» **Data supplied**
** BEGIN **

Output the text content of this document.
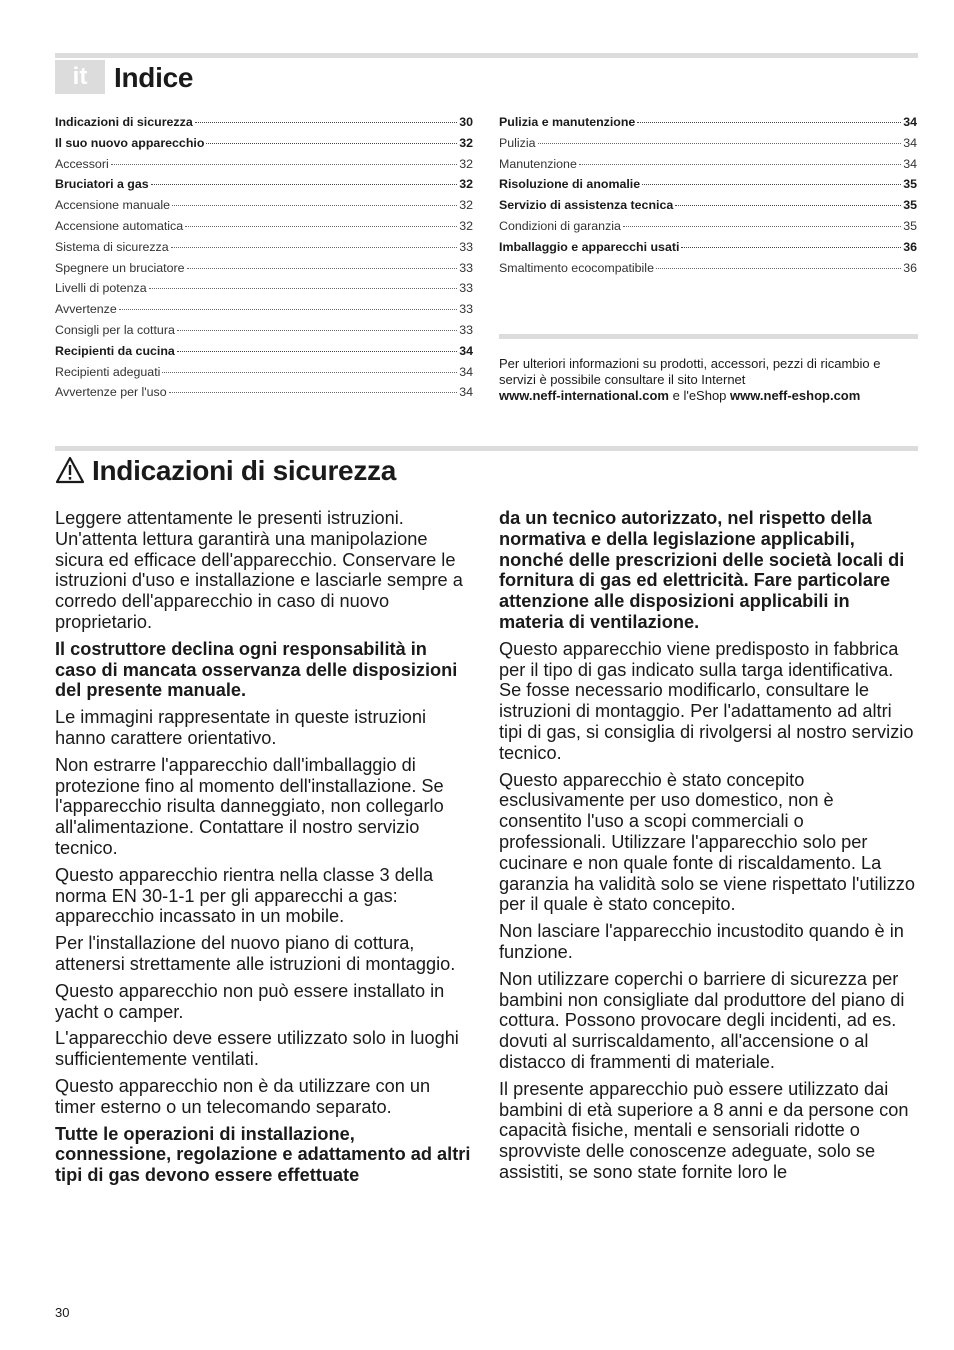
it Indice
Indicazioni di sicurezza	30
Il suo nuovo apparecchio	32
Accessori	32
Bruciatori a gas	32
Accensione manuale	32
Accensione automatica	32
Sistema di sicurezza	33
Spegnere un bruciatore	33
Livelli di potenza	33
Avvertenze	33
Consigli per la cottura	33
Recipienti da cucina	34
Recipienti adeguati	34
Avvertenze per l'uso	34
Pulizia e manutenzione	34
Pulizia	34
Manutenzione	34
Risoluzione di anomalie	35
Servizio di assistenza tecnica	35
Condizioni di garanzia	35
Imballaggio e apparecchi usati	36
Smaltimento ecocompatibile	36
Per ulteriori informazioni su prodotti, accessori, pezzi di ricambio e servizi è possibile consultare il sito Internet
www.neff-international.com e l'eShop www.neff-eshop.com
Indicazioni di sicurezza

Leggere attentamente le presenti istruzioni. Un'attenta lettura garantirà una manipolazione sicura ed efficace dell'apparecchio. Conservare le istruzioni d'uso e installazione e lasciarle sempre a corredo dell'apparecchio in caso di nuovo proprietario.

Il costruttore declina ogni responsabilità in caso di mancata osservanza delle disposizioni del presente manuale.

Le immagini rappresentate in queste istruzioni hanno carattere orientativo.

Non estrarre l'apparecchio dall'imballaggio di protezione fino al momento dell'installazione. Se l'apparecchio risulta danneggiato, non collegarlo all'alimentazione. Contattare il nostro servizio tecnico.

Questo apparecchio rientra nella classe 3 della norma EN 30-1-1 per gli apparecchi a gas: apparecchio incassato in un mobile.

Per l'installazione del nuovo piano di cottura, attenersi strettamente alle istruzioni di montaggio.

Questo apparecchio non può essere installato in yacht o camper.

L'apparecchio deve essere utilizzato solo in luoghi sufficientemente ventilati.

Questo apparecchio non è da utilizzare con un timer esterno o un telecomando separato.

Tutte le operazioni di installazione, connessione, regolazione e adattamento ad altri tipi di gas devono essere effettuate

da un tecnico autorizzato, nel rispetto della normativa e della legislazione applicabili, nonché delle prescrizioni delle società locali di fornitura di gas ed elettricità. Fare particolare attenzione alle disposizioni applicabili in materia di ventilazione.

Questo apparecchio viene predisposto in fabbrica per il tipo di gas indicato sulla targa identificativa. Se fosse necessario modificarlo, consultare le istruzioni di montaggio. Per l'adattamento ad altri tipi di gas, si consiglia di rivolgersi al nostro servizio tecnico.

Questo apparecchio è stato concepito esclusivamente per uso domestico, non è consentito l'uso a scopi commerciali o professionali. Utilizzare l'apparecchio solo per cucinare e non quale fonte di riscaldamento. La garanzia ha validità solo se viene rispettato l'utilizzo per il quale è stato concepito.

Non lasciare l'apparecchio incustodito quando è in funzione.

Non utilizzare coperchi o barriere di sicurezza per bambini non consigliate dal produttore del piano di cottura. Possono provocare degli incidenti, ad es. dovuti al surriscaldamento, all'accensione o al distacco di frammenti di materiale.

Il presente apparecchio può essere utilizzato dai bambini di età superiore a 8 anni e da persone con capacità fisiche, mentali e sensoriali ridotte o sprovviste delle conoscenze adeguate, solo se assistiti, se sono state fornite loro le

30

** END **

» **Set task**
Each line holding "adattamento" must be found and copied.

» **Full output**
Tutte le operazioni di installazione, connessione, regolazione e adattamento ad altri tipi di gas devono essere effettuate
Questo apparecchio viene predisposto in fabbrica per il tipo di gas indicato sulla targa identificativa. Se fosse necessario modificarlo, consultare le istruzioni di montaggio. Per l'adattamento ad altri tipi di gas, si consiglia di rivolgersi al nostro servizio tecnico.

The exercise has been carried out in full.